(Extracted records)
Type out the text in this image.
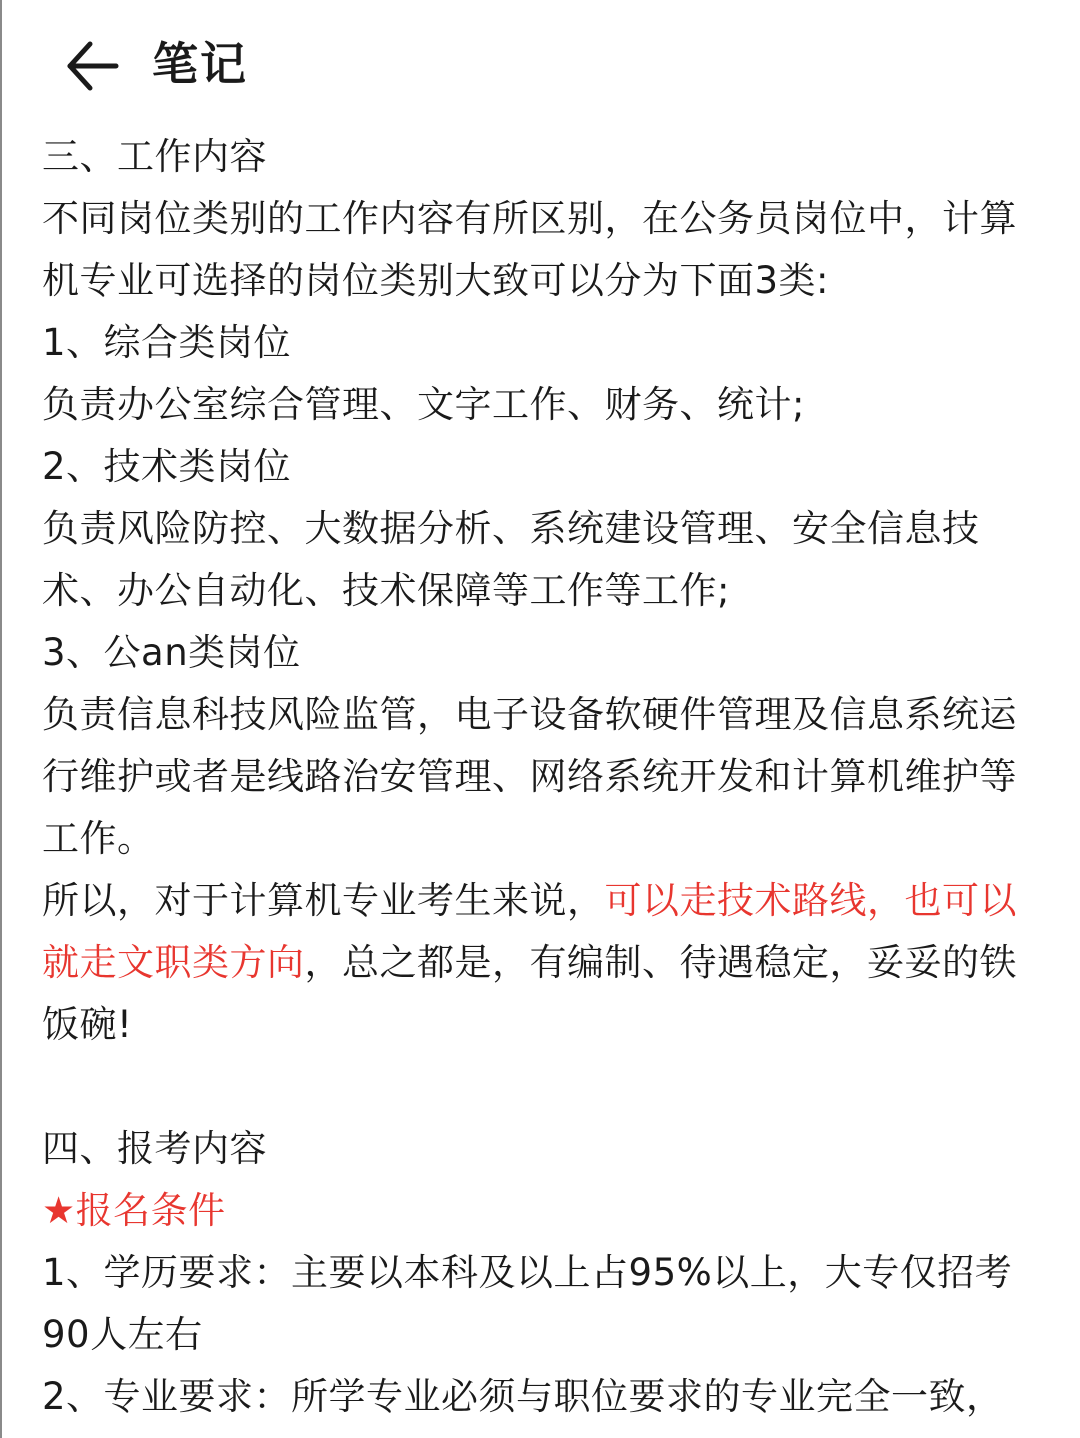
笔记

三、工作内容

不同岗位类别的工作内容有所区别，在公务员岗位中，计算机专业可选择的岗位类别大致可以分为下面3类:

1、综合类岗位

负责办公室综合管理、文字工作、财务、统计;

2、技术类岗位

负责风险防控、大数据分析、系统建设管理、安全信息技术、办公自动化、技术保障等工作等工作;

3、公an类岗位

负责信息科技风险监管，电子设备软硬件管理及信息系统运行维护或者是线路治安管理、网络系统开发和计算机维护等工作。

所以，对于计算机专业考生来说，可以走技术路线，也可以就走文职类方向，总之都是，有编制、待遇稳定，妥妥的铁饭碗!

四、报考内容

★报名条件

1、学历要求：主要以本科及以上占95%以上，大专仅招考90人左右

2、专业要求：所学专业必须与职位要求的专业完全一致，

## Work required
Leave the pictures out and write out every entry exactly as given.

## Problem solution
Type out the text in this image.
笔记

三、工作内容

不同岗位类别的工作内容有所区别，在公务员岗位中，计算机专业可选择的岗位类别大致可以分为下面3类:

1、综合类岗位

负责办公室综合管理、文字工作、财务、统计;

2、技术类岗位

负责风险防控、大数据分析、系统建设管理、安全信息技术、办公自动化、技术保障等工作等工作;

3、公an类岗位

负责信息科技风险监管，电子设备软硬件管理及信息系统运行维护或者是线路治安管理、网络系统开发和计算机维护等工作。

所以，对于计算机专业考生来说，可以走技术路线，也可以就走文职类方向，总之都是，有编制、待遇稳定，妥妥的铁饭碗!

四、报考内容

★报名条件

1、学历要求：主要以本科及以上占95%以上，大专仅招考90人左右

2、专业要求：所学专业必须与职位要求的专业完全一致，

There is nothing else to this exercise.